The distinction matters because it's not about which tool sounds more powerful. It's about matching the tool to the bottleneck.

The Solution
The fix was to split the directory scan at the top level of the tree — one subtree per entity — and assign each subtree to a thread in a ThreadPoolExecutor pool. Rather than one thread walking 1,500 entity directories sequentially, four threads each walked roughly 375, concurrently.

`def scan_subtree(subdir: Path, dates: set[str]) -> list[Path]:
found = []
for dirpath, dirnames, _ in os.walk(subdir, topdown=True, followlinks=False):
dirnames[:] = sorted(dirnames)
p = Path(dirpath)
if not dirnames and p.name in dates:
found.append(p)
return found

def collect_targets(root_path: Path, dates: set[str], workers: int) -> list[Path]:
top_level = sorted([p for p in root_path.iterdir() if p.is_dir()])
targets = []
with ThreadPoolExecutor(max_workers=workers) as executor:
futures = {executor.submit(scan_subtree, d, dates): d for d in top_level}
with tqdm(as_completed(futures), total=len(top_level),
unit="subtree", dynamic_ncols=True) as pbar:
for future in pbar:
pbar.set_description(f"Scanning {futures[future].name}")
try:
results = future.result(timeout=120)
targets.extend(results)
except Exception as e:
tqdm.write(f" ERROR scanning {futures[future]}: {e}")
return sorted(targets)`

Two details in this implementation are worth noting explicitly.
The followlinks=False parameter on os.walk() is not optional on a network share. If any directory in the tree contains a symlink pointing to a parent directory — a configuration that is entirely possible on NetApp — the default behavior of following symlinks would produce an infinite loop with no error. This is a silent correctness bug that only surfaces at the worst possible moment.

DATA EXCERPTS:
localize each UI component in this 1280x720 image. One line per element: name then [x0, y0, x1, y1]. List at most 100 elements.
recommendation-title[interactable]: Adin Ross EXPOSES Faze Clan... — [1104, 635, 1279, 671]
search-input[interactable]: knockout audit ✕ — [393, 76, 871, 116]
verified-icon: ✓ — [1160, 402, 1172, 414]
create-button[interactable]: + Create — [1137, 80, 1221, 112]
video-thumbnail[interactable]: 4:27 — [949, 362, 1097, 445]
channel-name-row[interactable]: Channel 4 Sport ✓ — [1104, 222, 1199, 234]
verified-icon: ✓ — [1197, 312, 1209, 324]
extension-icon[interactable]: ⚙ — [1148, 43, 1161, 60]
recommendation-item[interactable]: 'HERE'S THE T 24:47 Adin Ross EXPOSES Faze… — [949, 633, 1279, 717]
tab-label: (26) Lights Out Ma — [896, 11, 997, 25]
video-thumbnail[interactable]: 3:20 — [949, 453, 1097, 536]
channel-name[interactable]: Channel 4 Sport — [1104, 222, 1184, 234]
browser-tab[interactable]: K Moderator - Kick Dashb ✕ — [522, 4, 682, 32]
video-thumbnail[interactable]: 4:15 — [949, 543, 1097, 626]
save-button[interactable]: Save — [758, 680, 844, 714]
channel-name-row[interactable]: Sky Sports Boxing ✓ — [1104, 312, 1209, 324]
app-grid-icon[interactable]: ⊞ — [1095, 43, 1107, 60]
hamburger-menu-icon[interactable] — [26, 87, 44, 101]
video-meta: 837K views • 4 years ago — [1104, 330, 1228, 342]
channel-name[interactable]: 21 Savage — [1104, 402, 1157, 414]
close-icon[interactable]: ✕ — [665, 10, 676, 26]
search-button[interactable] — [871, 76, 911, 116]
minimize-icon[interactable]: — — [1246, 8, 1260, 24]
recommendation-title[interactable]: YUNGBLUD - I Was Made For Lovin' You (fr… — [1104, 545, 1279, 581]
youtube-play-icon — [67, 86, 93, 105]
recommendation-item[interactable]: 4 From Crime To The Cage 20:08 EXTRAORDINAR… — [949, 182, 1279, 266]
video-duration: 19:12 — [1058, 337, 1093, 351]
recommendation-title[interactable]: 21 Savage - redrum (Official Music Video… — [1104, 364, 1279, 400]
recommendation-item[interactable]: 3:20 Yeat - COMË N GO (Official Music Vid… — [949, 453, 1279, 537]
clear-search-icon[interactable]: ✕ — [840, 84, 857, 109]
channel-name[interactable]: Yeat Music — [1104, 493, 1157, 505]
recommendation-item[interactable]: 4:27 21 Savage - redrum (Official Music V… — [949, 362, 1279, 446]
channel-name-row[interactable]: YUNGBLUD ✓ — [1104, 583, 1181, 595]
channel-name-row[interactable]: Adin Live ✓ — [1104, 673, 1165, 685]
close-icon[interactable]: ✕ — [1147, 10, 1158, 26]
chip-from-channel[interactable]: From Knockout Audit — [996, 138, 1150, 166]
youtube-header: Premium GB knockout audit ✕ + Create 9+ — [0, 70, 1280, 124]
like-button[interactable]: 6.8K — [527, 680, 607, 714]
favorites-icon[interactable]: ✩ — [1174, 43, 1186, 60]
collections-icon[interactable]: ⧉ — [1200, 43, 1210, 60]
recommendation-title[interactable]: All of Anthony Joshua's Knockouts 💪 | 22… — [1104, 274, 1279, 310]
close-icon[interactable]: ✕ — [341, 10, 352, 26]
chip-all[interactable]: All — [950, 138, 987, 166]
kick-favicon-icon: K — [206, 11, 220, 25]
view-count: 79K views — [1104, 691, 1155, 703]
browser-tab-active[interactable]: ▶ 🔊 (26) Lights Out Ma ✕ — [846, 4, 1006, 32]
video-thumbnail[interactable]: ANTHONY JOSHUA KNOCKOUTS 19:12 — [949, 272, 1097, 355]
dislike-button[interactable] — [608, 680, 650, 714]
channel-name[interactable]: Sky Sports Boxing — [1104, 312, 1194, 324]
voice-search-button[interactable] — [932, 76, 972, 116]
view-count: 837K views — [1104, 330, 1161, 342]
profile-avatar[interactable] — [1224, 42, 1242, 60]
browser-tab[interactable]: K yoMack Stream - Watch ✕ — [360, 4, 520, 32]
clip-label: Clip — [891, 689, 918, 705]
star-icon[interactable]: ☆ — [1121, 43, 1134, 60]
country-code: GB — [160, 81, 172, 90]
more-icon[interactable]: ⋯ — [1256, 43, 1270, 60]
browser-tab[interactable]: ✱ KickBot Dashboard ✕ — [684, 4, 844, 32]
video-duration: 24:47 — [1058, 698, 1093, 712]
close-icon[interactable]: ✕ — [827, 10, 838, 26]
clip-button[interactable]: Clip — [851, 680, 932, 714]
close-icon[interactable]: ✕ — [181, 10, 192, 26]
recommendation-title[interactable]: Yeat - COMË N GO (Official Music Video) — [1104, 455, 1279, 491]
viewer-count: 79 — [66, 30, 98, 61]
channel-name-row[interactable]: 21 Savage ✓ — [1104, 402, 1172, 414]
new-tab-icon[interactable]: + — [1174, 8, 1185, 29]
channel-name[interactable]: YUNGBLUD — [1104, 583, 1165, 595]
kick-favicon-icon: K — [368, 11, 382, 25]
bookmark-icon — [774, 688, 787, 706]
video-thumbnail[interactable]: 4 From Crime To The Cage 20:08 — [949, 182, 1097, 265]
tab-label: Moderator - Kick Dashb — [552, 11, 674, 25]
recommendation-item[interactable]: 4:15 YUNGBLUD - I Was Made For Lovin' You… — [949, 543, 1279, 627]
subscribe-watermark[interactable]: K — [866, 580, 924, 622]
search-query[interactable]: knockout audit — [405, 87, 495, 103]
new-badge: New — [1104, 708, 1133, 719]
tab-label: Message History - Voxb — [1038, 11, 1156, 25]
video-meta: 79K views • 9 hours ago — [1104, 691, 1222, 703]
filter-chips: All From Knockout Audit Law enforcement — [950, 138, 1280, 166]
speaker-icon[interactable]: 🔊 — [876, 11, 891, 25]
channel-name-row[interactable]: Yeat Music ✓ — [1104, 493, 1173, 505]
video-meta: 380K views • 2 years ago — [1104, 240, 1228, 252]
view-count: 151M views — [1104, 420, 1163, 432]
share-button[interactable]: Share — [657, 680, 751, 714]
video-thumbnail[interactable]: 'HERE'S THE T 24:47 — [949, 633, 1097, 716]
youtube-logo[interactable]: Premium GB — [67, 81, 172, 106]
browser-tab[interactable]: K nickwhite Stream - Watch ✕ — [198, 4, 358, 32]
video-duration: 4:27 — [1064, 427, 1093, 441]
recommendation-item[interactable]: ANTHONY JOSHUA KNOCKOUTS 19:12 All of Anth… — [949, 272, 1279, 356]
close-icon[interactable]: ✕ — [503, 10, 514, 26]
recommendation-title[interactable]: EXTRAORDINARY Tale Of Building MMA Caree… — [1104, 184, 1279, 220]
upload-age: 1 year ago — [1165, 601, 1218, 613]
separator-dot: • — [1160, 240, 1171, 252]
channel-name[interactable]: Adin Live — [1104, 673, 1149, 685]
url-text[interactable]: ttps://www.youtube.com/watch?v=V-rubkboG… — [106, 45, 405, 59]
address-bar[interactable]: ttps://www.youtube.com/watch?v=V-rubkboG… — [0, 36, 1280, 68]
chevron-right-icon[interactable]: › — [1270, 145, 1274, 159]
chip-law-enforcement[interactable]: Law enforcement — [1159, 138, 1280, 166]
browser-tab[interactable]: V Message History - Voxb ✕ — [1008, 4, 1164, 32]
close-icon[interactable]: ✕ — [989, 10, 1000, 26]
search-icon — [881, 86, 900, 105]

EXERCISE PROMPT:
Extend the piece on the threaded directory scan beyond its final sentence, writing in the same technical register.

EXERCISE RESPONSE:
The dirnames[:] = sorted(dirnames) in-place assignment is equally important and easy to get wrong. os.walk() uses the dirnames list internally to determine which subdirectories to visit next. Modifying it in place with slice assignment changes the list that os.walk() holds — giving consistent traversal order and the ability to prune subtrees if needed. Reassigning the variable with dirnames = sorted(dirnames) creates a new list that os.walk() never sees, silently doing nothing.

The more important insight from this solution is that the speed improvement was almost a secondary benefit. The primary benefit was resilience. In the single-threaded version, one slow or hung os.scandir() call stalled the entire program. In the concurrent version, a thread blocked on a slow subtree simply waits while the other threads continue making progress. The tqdm progress bar — which had been completely absent in the single-threaded freeze — now advanced continuously, confirming that the system was alive and working even when individual threads were stalled. In a long-running batch operation against an unreliable network resource, that visibility is not cosmetic. It is operational.

The script successfully scanned and deleted leaf directories across all 1,500 entities in a fraction of the time the single-threaded version had spent frozen on its first subtree.